(Items from a data source)
****************************************
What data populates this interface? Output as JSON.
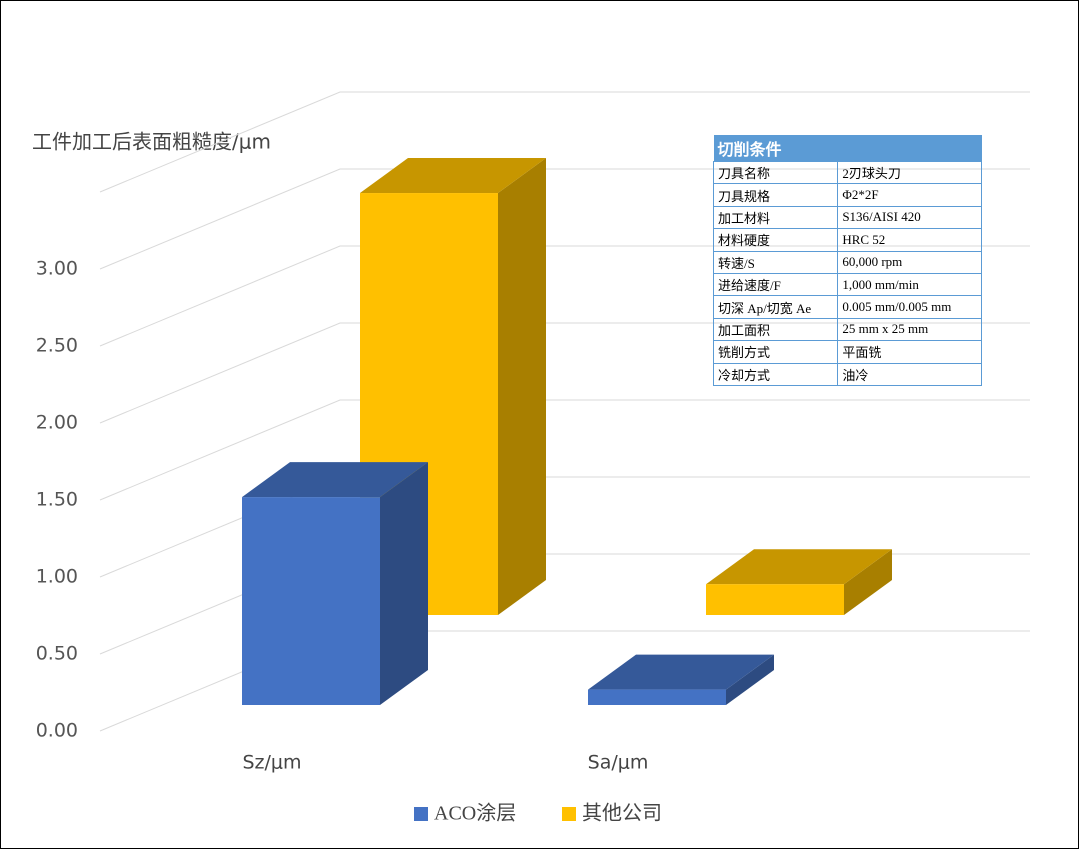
{
  "chart_data": {
    "type": "bar3d",
    "title": "工件加工后表面粗糙度/μm",
    "categories": [
      "Sz/μm",
      "Sa/μm"
    ],
    "series": [
      {
        "name": "ACO涂层",
        "color": "#4472c4",
        "values": [
          1.35,
          0.1
        ]
      },
      {
        "name": "其他公司",
        "color": "#ffc000",
        "values": [
          2.74,
          0.2
        ]
      }
    ],
    "ylim": [
      0,
      3.5
    ],
    "yticks": [
      {
        "value": 0,
        "label": "0.00"
      },
      {
        "value": 0.5,
        "label": "0.50"
      },
      {
        "value": 1,
        "label": "1.00"
      },
      {
        "value": 1.5,
        "label": "1.50"
      },
      {
        "value": 2,
        "label": "2.00"
      },
      {
        "value": 2.5,
        "label": "2.50"
      },
      {
        "value": 3,
        "label": "3.00"
      }
    ],
    "grid": true,
    "legend": "bottom"
  },
  "table": {
    "title": "切削条件",
    "rows": [
      [
        "刀具名称",
        "2刃球头刀"
      ],
      [
        "刀具规格",
        "Φ2*2F"
      ],
      [
        "加工材料",
        "S136/AISI 420"
      ],
      [
        "材料硬度",
        "HRC 52"
      ],
      [
        "转速/S",
        "60,000 rpm"
      ],
      [
        "进给速度/F",
        "1,000 mm/min"
      ],
      [
        "切深 Ap/切宽 Ae",
        "0.005 mm/0.005 mm"
      ],
      [
        "加工面积",
        "25 mm x 25 mm"
      ],
      [
        "铣削方式",
        "平面铣"
      ],
      [
        "冷却方式",
        "油冷"
      ]
    ]
  }
}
****************************************
Task to complete:
Pictures in the records above are not copied; print everything else exactly.

Correct response:
What data populates this interface? Output as JSON.
{
  "chart_data": {
    "type": "bar3d",
    "title": "工件加工后表面粗糙度/μm",
    "categories": [
      "Sz/μm",
      "Sa/μm"
    ],
    "series": [
      {
        "name": "ACO涂层",
        "color": "#4472c4",
        "values": [
          1.35,
          0.1
        ]
      },
      {
        "name": "其他公司",
        "color": "#ffc000",
        "values": [
          2.74,
          0.2
        ]
      }
    ],
    "ylim": [
      0,
      3.5
    ],
    "yticks": [
      {
        "value": 0,
        "label": "0.00"
      },
      {
        "value": 0.5,
        "label": "0.50"
      },
      {
        "value": 1,
        "label": "1.00"
      },
      {
        "value": 1.5,
        "label": "1.50"
      },
      {
        "value": 2,
        "label": "2.00"
      },
      {
        "value": 2.5,
        "label": "2.50"
      },
      {
        "value": 3,
        "label": "3.00"
      }
    ],
    "grid": true,
    "legend": "bottom"
  },
  "table": {
    "title": "切削条件",
    "rows": [
      [
        "刀具名称",
        "2刃球头刀"
      ],
      [
        "刀具规格",
        "Φ2*2F"
      ],
      [
        "加工材料",
        "S136/AISI 420"
      ],
      [
        "材料硬度",
        "HRC 52"
      ],
      [
        "转速/S",
        "60,000 rpm"
      ],
      [
        "进给速度/F",
        "1,000 mm/min"
      ],
      [
        "切深 Ap/切宽 Ae",
        "0.005 mm/0.005 mm"
      ],
      [
        "加工面积",
        "25 mm x 25 mm"
      ],
      [
        "铣削方式",
        "平面铣"
      ],
      [
        "冷却方式",
        "油冷"
      ]
    ]
  }
}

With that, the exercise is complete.